Pick every line from the data that holds the word "ylabel".

Figure dataset records
════════════════

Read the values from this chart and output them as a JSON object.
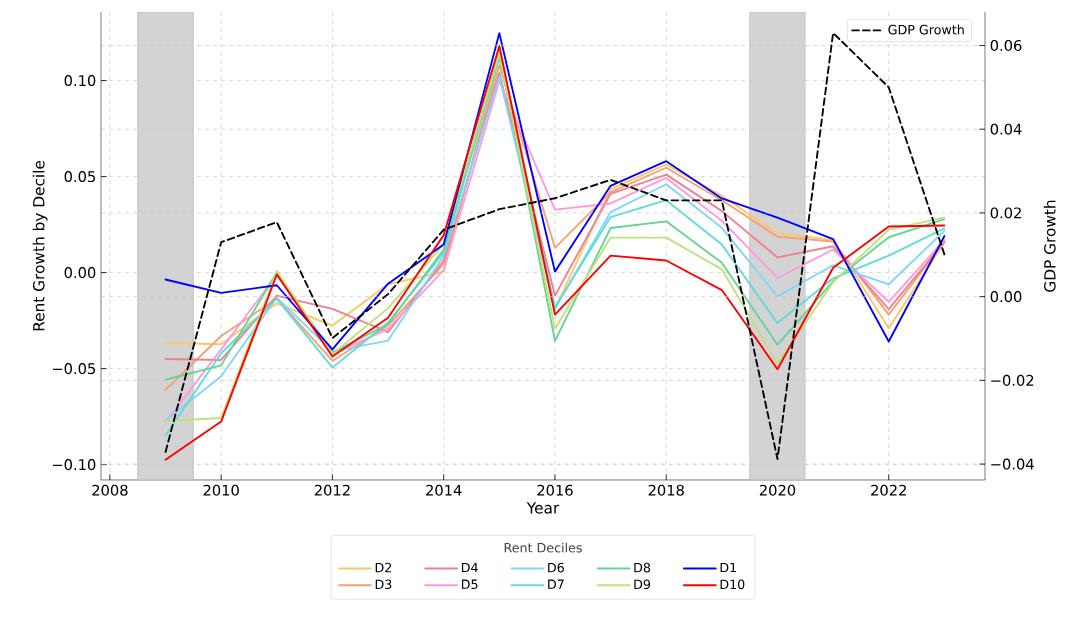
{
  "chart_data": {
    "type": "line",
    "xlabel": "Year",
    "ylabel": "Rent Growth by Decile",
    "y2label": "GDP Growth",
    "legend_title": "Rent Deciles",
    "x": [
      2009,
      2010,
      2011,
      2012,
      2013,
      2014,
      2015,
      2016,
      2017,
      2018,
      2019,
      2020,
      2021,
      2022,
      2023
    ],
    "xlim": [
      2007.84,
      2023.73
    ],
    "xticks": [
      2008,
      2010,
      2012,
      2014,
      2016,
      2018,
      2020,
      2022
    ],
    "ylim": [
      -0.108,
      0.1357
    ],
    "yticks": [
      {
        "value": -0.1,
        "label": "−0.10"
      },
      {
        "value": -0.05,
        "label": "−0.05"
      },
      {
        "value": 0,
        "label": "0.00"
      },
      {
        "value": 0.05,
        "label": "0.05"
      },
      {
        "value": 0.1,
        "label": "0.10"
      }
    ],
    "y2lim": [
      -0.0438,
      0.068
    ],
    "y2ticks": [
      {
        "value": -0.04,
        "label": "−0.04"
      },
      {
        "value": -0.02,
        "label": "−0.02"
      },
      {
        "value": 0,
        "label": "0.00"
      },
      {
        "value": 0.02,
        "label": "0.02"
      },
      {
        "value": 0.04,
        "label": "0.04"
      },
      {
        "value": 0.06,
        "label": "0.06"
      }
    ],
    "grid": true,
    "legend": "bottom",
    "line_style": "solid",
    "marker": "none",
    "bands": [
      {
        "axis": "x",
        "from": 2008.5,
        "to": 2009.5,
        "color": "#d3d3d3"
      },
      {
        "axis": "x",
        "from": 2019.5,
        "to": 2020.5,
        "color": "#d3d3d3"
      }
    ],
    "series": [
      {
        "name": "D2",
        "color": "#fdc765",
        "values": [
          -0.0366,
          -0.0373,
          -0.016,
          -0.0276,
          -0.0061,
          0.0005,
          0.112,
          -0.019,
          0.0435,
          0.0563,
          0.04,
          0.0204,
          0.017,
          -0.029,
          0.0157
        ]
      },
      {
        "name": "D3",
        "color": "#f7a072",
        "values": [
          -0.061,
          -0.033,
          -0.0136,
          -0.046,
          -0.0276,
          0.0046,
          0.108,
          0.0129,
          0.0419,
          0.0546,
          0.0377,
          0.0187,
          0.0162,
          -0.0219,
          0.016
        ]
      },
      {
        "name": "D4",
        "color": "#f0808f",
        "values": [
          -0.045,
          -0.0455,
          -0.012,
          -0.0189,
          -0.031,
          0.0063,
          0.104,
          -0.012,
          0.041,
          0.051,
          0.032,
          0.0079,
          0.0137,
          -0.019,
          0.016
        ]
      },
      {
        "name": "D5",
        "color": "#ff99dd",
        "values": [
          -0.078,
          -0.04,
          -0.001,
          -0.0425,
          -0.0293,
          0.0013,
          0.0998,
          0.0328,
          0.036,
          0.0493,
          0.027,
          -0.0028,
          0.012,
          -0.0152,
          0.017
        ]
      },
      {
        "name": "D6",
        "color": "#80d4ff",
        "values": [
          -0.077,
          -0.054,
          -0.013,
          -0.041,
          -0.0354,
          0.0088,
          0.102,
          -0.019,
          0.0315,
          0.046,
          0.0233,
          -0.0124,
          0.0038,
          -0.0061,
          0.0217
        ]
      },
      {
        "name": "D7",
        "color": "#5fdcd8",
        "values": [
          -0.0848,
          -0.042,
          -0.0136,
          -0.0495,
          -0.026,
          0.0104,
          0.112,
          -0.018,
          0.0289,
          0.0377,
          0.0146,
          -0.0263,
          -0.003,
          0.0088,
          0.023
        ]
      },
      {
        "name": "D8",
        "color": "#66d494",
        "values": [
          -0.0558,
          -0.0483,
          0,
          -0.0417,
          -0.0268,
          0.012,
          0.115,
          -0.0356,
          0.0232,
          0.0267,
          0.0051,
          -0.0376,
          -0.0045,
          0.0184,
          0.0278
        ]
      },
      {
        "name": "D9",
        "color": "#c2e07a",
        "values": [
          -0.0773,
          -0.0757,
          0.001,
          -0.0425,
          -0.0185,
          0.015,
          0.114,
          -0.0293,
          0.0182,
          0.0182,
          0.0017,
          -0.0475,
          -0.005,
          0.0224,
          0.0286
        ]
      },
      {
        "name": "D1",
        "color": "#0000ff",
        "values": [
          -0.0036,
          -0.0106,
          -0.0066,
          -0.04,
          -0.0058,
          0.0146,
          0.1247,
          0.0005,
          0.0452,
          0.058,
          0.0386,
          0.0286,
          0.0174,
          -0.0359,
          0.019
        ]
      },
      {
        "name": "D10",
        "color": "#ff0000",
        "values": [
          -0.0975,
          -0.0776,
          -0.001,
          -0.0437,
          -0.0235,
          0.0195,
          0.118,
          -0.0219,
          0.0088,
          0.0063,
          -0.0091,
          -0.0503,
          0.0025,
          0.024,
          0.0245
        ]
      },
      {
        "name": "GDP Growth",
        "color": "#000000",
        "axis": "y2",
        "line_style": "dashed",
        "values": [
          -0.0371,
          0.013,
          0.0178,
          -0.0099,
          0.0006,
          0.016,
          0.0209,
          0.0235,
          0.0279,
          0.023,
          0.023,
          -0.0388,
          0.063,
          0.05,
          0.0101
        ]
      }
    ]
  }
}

════════════════

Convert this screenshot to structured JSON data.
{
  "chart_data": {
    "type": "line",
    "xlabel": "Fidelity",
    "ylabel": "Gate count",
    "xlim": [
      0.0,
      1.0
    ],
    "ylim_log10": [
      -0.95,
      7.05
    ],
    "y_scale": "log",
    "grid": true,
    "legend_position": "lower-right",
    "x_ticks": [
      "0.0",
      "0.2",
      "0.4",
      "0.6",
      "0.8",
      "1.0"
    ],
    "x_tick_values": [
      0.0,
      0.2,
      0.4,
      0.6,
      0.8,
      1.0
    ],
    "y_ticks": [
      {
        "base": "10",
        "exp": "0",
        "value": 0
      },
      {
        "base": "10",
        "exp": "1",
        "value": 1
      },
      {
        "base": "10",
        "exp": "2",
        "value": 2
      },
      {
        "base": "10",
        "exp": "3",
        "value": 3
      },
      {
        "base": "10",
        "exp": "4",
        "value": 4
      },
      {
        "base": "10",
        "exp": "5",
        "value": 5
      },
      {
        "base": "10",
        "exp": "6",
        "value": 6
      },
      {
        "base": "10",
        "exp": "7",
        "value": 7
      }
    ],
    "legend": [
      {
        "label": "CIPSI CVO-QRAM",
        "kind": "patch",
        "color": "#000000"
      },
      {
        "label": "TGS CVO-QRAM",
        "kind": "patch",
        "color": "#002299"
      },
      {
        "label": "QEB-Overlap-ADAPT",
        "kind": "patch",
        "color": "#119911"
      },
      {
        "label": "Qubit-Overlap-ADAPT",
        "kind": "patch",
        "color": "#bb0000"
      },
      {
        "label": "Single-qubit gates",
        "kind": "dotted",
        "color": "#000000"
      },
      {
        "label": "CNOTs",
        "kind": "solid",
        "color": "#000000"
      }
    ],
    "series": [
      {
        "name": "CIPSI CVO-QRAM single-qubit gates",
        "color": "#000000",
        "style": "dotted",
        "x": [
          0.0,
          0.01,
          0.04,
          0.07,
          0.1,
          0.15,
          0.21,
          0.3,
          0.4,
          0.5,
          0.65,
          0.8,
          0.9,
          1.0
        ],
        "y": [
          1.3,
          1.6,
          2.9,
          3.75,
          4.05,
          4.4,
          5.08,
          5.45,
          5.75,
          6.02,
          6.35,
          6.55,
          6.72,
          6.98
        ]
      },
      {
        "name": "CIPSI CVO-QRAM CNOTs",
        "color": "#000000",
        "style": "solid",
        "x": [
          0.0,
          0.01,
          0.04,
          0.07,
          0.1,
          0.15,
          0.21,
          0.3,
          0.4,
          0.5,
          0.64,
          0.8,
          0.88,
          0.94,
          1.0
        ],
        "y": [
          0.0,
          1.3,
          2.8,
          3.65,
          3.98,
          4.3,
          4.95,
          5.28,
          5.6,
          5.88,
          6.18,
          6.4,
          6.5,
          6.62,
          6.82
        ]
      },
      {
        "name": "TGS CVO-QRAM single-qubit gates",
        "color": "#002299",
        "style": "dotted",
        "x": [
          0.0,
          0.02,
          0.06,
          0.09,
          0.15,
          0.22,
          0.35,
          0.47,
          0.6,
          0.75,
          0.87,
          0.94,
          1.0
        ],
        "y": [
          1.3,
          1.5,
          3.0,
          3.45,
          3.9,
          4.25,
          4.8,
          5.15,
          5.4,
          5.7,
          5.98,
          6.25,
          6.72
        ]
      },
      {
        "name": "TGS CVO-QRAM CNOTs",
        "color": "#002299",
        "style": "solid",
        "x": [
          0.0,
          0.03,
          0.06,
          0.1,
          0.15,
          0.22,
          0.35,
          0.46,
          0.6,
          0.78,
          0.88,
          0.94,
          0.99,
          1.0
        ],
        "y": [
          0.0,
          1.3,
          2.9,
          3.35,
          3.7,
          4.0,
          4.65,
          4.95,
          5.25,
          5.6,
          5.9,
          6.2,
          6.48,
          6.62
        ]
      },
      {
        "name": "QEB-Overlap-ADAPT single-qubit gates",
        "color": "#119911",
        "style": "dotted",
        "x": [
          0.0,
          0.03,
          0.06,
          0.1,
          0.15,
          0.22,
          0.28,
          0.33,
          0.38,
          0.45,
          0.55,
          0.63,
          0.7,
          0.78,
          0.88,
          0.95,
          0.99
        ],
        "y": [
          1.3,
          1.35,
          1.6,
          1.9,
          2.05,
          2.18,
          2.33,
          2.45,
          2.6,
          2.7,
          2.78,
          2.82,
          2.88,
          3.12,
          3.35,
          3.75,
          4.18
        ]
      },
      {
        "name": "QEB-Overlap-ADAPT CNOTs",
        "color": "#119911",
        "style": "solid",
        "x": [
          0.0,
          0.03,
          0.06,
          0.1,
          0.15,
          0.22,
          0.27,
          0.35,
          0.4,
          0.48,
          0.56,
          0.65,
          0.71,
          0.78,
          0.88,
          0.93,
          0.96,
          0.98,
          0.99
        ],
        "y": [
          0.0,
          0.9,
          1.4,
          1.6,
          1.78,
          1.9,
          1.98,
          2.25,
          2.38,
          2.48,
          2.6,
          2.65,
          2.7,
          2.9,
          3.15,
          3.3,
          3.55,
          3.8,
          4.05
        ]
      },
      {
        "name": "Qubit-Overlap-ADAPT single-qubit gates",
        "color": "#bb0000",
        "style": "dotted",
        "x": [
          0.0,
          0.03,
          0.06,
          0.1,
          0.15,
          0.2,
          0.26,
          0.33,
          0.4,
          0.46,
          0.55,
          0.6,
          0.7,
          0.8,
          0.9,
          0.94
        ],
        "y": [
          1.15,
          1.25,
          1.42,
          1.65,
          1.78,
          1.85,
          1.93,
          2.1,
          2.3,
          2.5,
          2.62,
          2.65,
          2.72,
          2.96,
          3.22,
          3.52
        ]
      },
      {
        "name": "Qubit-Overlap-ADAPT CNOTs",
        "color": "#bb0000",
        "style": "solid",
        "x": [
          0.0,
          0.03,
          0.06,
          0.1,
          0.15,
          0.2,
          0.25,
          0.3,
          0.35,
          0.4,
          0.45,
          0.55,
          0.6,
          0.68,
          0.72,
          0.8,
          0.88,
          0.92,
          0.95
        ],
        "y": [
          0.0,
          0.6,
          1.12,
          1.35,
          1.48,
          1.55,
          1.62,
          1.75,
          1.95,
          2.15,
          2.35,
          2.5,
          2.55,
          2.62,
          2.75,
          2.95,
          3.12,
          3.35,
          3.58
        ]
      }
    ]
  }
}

════════════════

- [Task result]:
    "ylabel": "Rent Growth by Decile",
    "ylabel": "Gate count",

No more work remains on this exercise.